◆ **Problem description**
Write the data out again in full, with no departure from the original.

***** Source records *****

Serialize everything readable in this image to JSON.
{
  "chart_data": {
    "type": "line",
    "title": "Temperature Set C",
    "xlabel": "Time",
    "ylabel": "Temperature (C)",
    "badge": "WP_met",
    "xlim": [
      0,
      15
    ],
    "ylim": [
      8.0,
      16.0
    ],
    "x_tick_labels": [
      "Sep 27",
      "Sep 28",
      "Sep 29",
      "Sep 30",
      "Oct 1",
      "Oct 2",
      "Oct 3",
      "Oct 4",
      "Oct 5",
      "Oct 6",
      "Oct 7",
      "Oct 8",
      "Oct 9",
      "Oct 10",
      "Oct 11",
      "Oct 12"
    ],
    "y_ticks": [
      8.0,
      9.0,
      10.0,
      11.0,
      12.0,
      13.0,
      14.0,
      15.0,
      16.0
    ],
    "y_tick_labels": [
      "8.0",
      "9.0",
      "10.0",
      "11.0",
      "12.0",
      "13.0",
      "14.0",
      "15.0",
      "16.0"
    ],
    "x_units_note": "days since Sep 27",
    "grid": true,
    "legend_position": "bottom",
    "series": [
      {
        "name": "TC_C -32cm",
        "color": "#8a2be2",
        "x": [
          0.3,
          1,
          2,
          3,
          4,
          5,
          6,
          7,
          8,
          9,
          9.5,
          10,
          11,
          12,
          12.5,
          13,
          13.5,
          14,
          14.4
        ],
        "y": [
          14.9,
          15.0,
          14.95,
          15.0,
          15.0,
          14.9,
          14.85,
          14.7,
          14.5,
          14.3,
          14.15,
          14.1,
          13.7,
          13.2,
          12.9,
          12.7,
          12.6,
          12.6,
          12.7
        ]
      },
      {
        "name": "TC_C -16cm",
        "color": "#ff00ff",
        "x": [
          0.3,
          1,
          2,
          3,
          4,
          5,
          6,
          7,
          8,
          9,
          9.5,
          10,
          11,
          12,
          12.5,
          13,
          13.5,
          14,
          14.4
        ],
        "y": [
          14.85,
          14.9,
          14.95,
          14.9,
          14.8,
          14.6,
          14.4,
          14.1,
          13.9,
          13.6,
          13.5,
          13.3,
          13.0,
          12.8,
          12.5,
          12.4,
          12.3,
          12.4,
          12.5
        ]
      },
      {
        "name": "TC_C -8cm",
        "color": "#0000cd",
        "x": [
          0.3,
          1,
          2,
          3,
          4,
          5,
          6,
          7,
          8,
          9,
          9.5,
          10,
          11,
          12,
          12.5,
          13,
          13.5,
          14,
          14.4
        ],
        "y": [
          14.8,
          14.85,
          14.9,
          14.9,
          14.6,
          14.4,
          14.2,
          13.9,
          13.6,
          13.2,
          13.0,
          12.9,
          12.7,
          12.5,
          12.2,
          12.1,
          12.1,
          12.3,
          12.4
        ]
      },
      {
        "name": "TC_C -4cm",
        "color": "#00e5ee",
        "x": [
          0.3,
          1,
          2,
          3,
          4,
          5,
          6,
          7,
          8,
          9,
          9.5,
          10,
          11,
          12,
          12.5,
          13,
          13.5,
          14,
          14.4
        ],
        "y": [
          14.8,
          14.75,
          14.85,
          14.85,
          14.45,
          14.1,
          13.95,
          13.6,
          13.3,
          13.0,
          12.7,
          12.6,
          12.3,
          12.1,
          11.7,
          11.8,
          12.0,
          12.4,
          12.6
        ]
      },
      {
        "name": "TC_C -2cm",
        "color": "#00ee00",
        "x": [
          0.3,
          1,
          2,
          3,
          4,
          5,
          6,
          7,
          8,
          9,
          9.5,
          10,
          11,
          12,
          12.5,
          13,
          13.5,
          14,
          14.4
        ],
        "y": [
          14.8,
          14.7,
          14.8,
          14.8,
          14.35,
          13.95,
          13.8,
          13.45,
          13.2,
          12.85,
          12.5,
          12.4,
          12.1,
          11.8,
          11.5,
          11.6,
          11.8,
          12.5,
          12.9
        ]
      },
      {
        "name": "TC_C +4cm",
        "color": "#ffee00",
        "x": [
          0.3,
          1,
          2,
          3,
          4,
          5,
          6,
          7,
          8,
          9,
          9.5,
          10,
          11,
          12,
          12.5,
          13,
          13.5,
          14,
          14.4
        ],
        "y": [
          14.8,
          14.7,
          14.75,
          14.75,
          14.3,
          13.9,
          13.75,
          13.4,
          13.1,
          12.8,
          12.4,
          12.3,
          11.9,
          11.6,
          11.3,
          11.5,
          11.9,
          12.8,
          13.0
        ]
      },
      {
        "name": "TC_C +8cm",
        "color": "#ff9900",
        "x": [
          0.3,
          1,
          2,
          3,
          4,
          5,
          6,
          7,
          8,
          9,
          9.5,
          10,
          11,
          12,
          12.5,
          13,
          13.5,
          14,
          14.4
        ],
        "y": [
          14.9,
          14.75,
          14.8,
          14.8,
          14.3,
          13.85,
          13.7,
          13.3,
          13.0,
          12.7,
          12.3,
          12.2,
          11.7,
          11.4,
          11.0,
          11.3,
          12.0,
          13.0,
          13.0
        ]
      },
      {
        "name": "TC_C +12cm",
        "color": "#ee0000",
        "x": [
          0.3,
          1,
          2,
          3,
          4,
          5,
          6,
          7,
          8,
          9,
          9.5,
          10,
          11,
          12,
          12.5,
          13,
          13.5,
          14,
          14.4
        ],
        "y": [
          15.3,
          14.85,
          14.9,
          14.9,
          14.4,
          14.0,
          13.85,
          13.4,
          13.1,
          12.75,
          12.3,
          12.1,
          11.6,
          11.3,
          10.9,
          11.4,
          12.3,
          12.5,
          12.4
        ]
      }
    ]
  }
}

*****

◆ **Reply to the exercise**
Serialize everything readable in this image to JSON.
{
  "chart_data": {
    "type": "line",
    "title": "Temperature Set C",
    "xlabel": "Time",
    "ylabel": "Temperature (C)",
    "badge": "WP_met",
    "xlim": [
      0,
      15
    ],
    "ylim": [
      8.0,
      16.0
    ],
    "x_tick_labels": [
      "Sep 27",
      "Sep 28",
      "Sep 29",
      "Sep 30",
      "Oct 1",
      "Oct 2",
      "Oct 3",
      "Oct 4",
      "Oct 5",
      "Oct 6",
      "Oct 7",
      "Oct 8",
      "Oct 9",
      "Oct 10",
      "Oct 11",
      "Oct 12"
    ],
    "y_ticks": [
      8.0,
      9.0,
      10.0,
      11.0,
      12.0,
      13.0,
      14.0,
      15.0,
      16.0
    ],
    "y_tick_labels": [
      "8.0",
      "9.0",
      "10.0",
      "11.0",
      "12.0",
      "13.0",
      "14.0",
      "15.0",
      "16.0"
    ],
    "x_units_note": "days since Sep 27",
    "grid": true,
    "legend_position": "bottom",
    "series": [
      {
        "name": "TC_C -32cm",
        "color": "#8a2be2",
        "x": [
          0.3,
          1,
          2,
          3,
          4,
          5,
          6,
          7,
          8,
          9,
          9.5,
          10,
          11,
          12,
          12.5,
          13,
          13.5,
          14,
          14.4
        ],
        "y": [
          14.9,
          15.0,
          14.95,
          15.0,
          15.0,
          14.9,
          14.85,
          14.7,
          14.5,
          14.3,
          14.15,
          14.1,
          13.7,
          13.2,
          12.9,
          12.7,
          12.6,
          12.6,
          12.7
        ]
      },
      {
        "name": "TC_C -16cm",
        "color": "#ff00ff",
        "x": [
          0.3,
          1,
          2,
          3,
          4,
          5,
          6,
          7,
          8,
          9,
          9.5,
          10,
          11,
          12,
          12.5,
          13,
          13.5,
          14,
          14.4
        ],
        "y": [
          14.85,
          14.9,
          14.95,
          14.9,
          14.8,
          14.6,
          14.4,
          14.1,
          13.9,
          13.6,
          13.5,
          13.3,
          13.0,
          12.8,
          12.5,
          12.4,
          12.3,
          12.4,
          12.5
        ]
      },
      {
        "name": "TC_C -8cm",
        "color": "#0000cd",
        "x": [
          0.3,
          1,
          2,
          3,
          4,
          5,
          6,
          7,
          8,
          9,
          9.5,
          10,
          11,
          12,
          12.5,
          13,
          13.5,
          14,
          14.4
        ],
        "y": [
          14.8,
          14.85,
          14.9,
          14.9,
          14.6,
          14.4,
          14.2,
          13.9,
          13.6,
          13.2,
          13.0,
          12.9,
          12.7,
          12.5,
          12.2,
          12.1,
          12.1,
          12.3,
          12.4
        ]
      },
      {
        "name": "TC_C -4cm",
        "color": "#00e5ee",
        "x": [
          0.3,
          1,
          2,
          3,
          4,
          5,
          6,
          7,
          8,
          9,
          9.5,
          10,
          11,
          12,
          12.5,
          13,
          13.5,
          14,
          14.4
        ],
        "y": [
          14.8,
          14.75,
          14.85,
          14.85,
          14.45,
          14.1,
          13.95,
          13.6,
          13.3,
          13.0,
          12.7,
          12.6,
          12.3,
          12.1,
          11.7,
          11.8,
          12.0,
          12.4,
          12.6
        ]
      },
      {
        "name": "TC_C -2cm",
        "color": "#00ee00",
        "x": [
          0.3,
          1,
          2,
          3,
          4,
          5,
          6,
          7,
          8,
          9,
          9.5,
          10,
          11,
          12,
          12.5,
          13,
          13.5,
          14,
          14.4
        ],
        "y": [
          14.8,
          14.7,
          14.8,
          14.8,
          14.35,
          13.95,
          13.8,
          13.45,
          13.2,
          12.85,
          12.5,
          12.4,
          12.1,
          11.8,
          11.5,
          11.6,
          11.8,
          12.5,
          12.9
        ]
      },
      {
        "name": "TC_C +4cm",
        "color": "#ffee00",
        "x": [
          0.3,
          1,
          2,
          3,
          4,
          5,
          6,
          7,
          8,
          9,
          9.5,
          10,
          11,
          12,
          12.5,
          13,
          13.5,
          14,
          14.4
        ],
        "y": [
          14.8,
          14.7,
          14.75,
          14.75,
          14.3,
          13.9,
          13.75,
          13.4,
          13.1,
          12.8,
          12.4,
          12.3,
          11.9,
          11.6,
          11.3,
          11.5,
          11.9,
          12.8,
          13.0
        ]
      },
      {
        "name": "TC_C +8cm",
        "color": "#ff9900",
        "x": [
          0.3,
          1,
          2,
          3,
          4,
          5,
          6,
          7,
          8,
          9,
          9.5,
          10,
          11,
          12,
          12.5,
          13,
          13.5,
          14,
          14.4
        ],
        "y": [
          14.9,
          14.75,
          14.8,
          14.8,
          14.3,
          13.85,
          13.7,
          13.3,
          13.0,
          12.7,
          12.3,
          12.2,
          11.7,
          11.4,
          11.0,
          11.3,
          12.0,
          13.0,
          13.0
        ]
      },
      {
        "name": "TC_C +12cm",
        "color": "#ee0000",
        "x": [
          0.3,
          1,
          2,
          3,
          4,
          5,
          6,
          7,
          8,
          9,
          9.5,
          10,
          11,
          12,
          12.5,
          13,
          13.5,
          14,
          14.4
        ],
        "y": [
          15.3,
          14.85,
          14.9,
          14.9,
          14.4,
          14.0,
          13.85,
          13.4,
          13.1,
          12.75,
          12.3,
          12.1,
          11.6,
          11.3,
          10.9,
          11.4,
          12.3,
          12.5,
          12.4
        ]
      }
    ]
  }
}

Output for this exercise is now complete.